Description of the task » Examine the entries and show every line in which the word "this" is found.

Some records
>>>

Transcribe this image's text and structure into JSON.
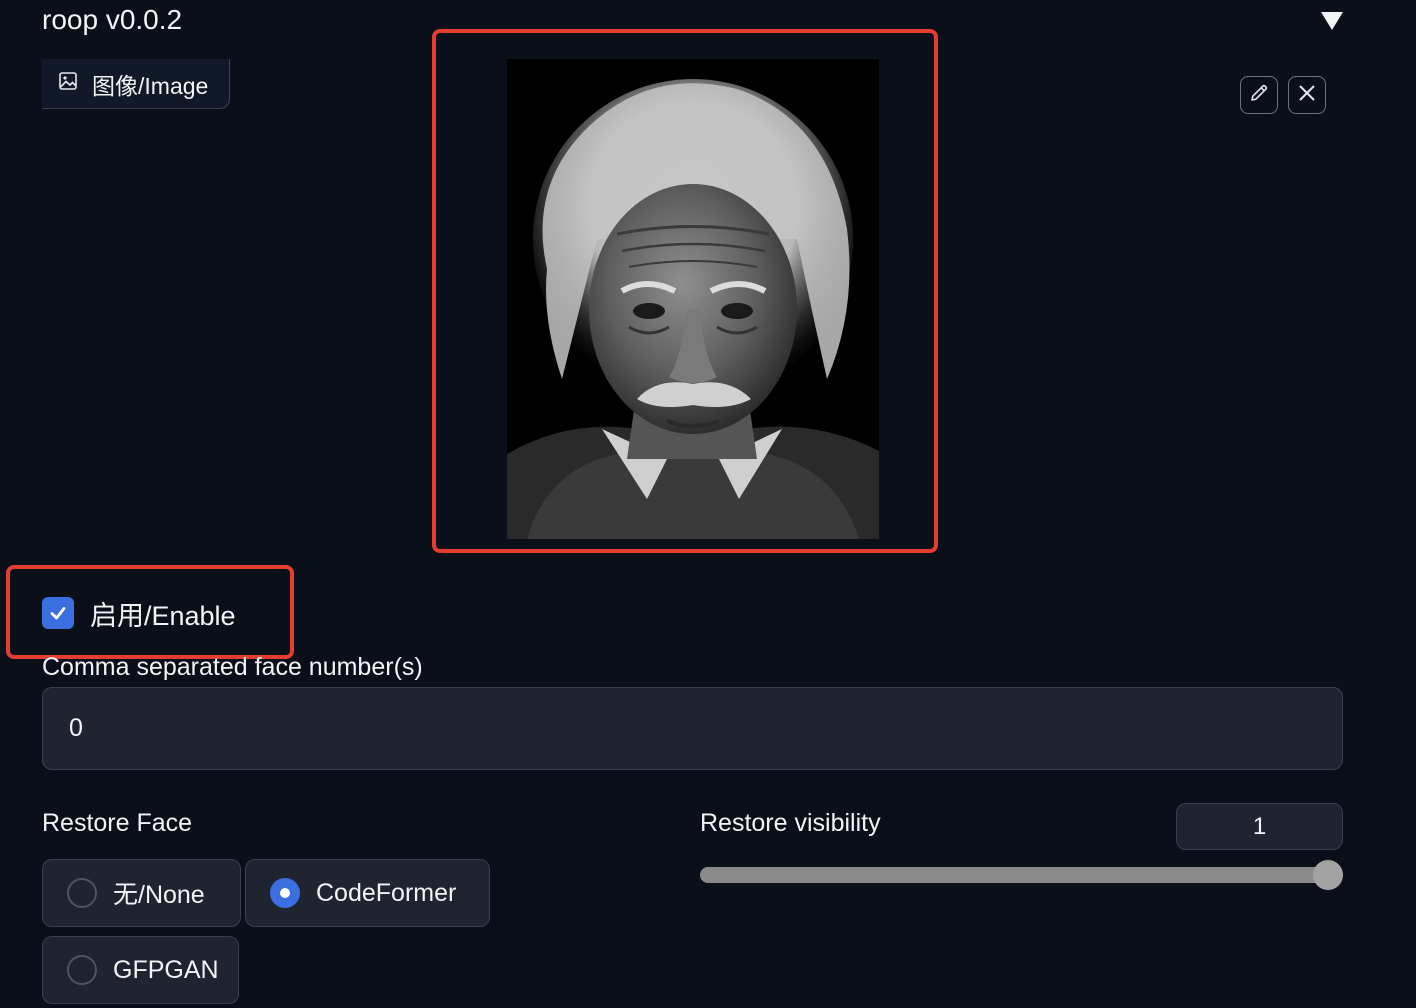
{
  "header": {
    "title": "roop v0.0.2"
  },
  "image_panel": {
    "tab_label": "图像/Image"
  },
  "enable": {
    "label": "启用/Enable",
    "checked": true
  },
  "face_numbers": {
    "label": "Comma separated face number(s)",
    "value": "0"
  },
  "restore_face": {
    "label": "Restore Face",
    "options": [
      {
        "label": "无/None",
        "selected": false
      },
      {
        "label": "CodeFormer",
        "selected": true
      },
      {
        "label": "GFPGAN",
        "selected": false
      }
    ]
  },
  "restore_visibility": {
    "label": "Restore visibility",
    "value": "1",
    "fraction": 1.0
  },
  "colors": {
    "accent": "#3b6fe0",
    "highlight": "#e53d30",
    "background": "#0b0f19"
  }
}
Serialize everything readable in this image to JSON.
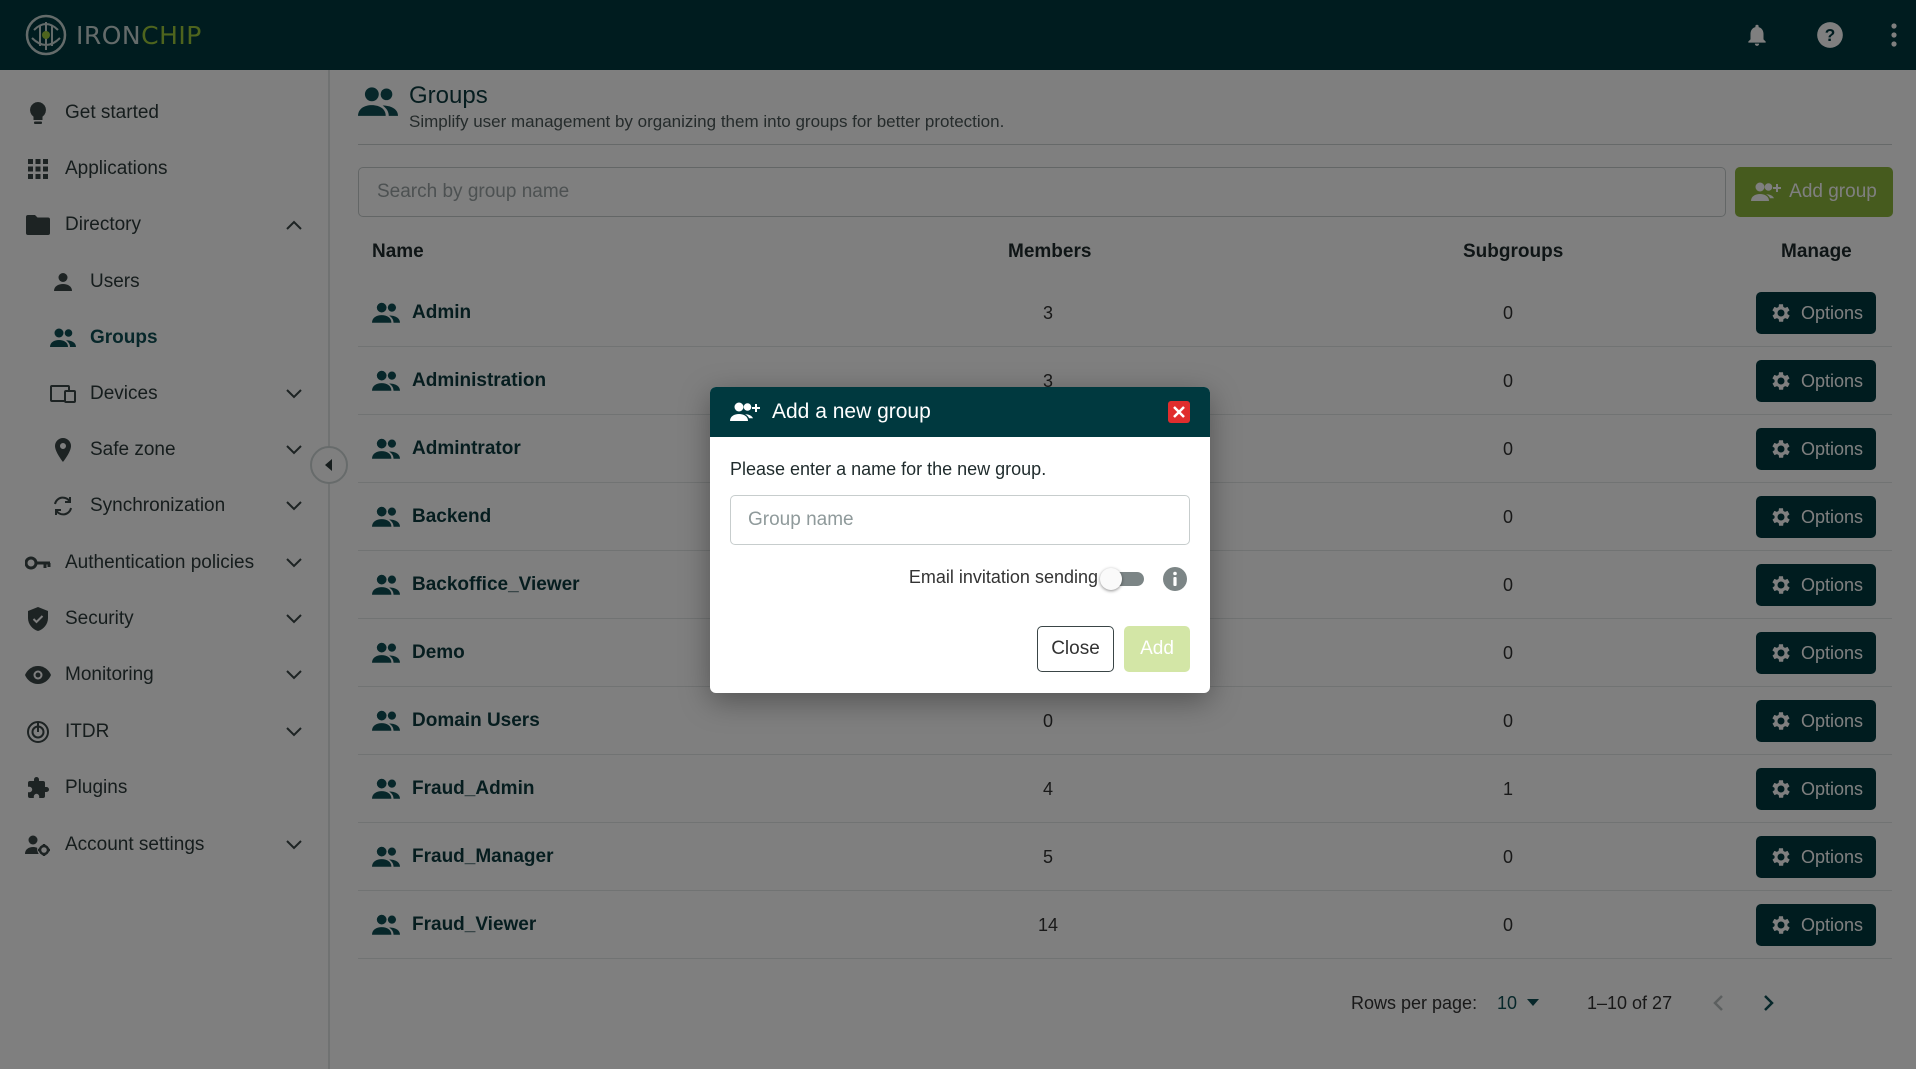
{
  "brand": {
    "name_part1": "IRON",
    "name_part2": "CHIP"
  },
  "topbar": {
    "icons": [
      "bell-icon",
      "help-icon",
      "more-vert-icon"
    ]
  },
  "sidebar": {
    "items": [
      {
        "label": "Get started",
        "icon": "lightbulb-icon"
      },
      {
        "label": "Applications",
        "icon": "apps-grid-icon"
      },
      {
        "label": "Directory",
        "icon": "folder-icon",
        "expanded": true
      },
      {
        "label": "Users",
        "icon": "person-icon"
      },
      {
        "label": "Groups",
        "icon": "group-icon",
        "active": true
      },
      {
        "label": "Devices",
        "icon": "devices-icon"
      },
      {
        "label": "Safe zone",
        "icon": "location-pin-icon"
      },
      {
        "label": "Synchronization",
        "icon": "sync-icon"
      },
      {
        "label": "Authentication policies",
        "icon": "key-icon"
      },
      {
        "label": "Security",
        "icon": "shield-icon"
      },
      {
        "label": "Monitoring",
        "icon": "eye-icon"
      },
      {
        "label": "ITDR",
        "icon": "itdr-icon"
      },
      {
        "label": "Plugins",
        "icon": "puzzle-icon"
      },
      {
        "label": "Account settings",
        "icon": "user-settings-icon"
      }
    ]
  },
  "page": {
    "title": "Groups",
    "subtitle": "Simplify user management by organizing them into groups for better protection."
  },
  "search": {
    "placeholder": "Search by group name",
    "value": ""
  },
  "add_group_label": "Add group",
  "table": {
    "headers": {
      "name": "Name",
      "members": "Members",
      "subgroups": "Subgroups",
      "manage": "Manage"
    },
    "option_label": "Options",
    "rows": [
      {
        "name": "Admin",
        "members": "3",
        "subgroups": "0"
      },
      {
        "name": "Administration",
        "members": "3",
        "subgroups": "0"
      },
      {
        "name": "Admintrator",
        "members": "",
        "subgroups": "0"
      },
      {
        "name": "Backend",
        "members": "",
        "subgroups": "0"
      },
      {
        "name": "Backoffice_Viewer",
        "members": "",
        "subgroups": "0"
      },
      {
        "name": "Demo",
        "members": "",
        "subgroups": "0"
      },
      {
        "name": "Domain Users",
        "members": "0",
        "subgroups": "0"
      },
      {
        "name": "Fraud_Admin",
        "members": "4",
        "subgroups": "1"
      },
      {
        "name": "Fraud_Manager",
        "members": "5",
        "subgroups": "0"
      },
      {
        "name": "Fraud_Viewer",
        "members": "14",
        "subgroups": "0"
      }
    ]
  },
  "pagination": {
    "rows_label": "Rows per page:",
    "rows_value": "10",
    "range": "1–10 of 27"
  },
  "modal": {
    "title": "Add a new group",
    "prompt": "Please enter a name for the new group.",
    "input_placeholder": "Group name",
    "input_value": "",
    "toggle_label": "Email invitation sending",
    "toggle_on": false,
    "close_label": "Close",
    "add_label": "Add"
  },
  "colors": {
    "primary": "#00393f",
    "accent": "#8cb63c",
    "danger": "#e02d2d"
  }
}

<<<

Reply to the task »
Transcribe this image's text and structure into JSON.
Serialize everything readable in this image to JSON.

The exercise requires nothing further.